The task: Work through the following lines and count those that hold the word "давление". Reply with that number only.

-- start Dataset records --

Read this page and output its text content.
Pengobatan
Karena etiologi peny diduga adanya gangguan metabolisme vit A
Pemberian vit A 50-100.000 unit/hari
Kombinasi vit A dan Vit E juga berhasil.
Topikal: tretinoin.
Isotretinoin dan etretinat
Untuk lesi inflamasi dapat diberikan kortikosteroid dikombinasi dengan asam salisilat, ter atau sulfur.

-- end Dataset records --
-- start Dataset records --

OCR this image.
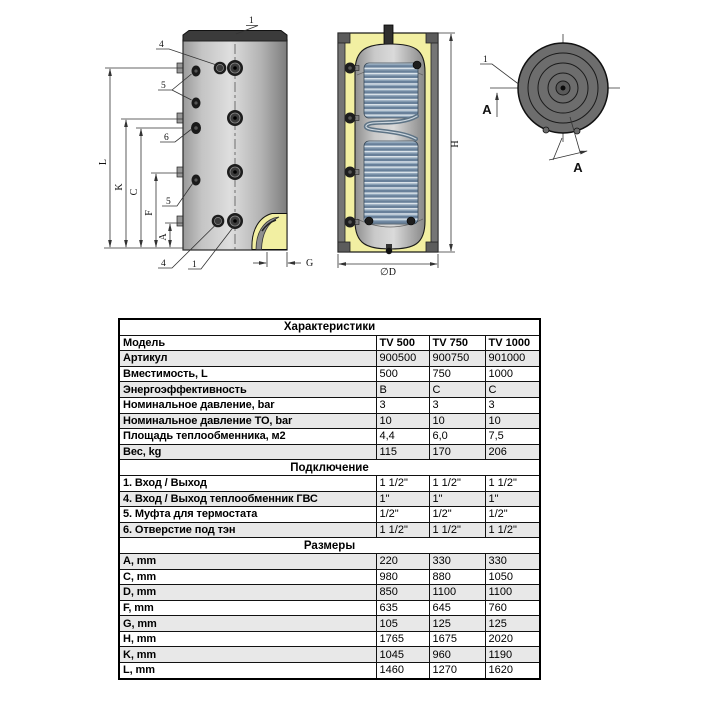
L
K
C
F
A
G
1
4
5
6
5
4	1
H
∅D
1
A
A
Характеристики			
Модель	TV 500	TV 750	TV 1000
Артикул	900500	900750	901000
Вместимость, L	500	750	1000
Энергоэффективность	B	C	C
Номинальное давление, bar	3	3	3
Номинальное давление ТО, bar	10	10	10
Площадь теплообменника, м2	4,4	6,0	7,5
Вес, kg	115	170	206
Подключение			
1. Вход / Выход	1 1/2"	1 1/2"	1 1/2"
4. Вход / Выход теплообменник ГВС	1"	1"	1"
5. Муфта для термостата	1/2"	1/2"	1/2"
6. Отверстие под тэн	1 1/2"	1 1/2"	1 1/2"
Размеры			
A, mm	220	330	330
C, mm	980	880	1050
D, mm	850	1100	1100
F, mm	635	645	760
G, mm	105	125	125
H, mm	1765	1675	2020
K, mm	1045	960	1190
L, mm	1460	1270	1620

-- end Dataset records --
-- start Dataset records --

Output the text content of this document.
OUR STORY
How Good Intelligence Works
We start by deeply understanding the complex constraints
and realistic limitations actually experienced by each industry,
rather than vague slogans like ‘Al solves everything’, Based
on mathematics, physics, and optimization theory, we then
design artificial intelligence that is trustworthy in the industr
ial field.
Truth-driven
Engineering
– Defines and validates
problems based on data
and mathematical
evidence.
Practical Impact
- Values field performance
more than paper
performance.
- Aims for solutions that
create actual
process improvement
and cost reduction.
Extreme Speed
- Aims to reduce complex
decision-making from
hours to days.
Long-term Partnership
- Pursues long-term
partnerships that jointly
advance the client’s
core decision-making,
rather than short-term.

-- end Dataset records --

Solution to this problem: 2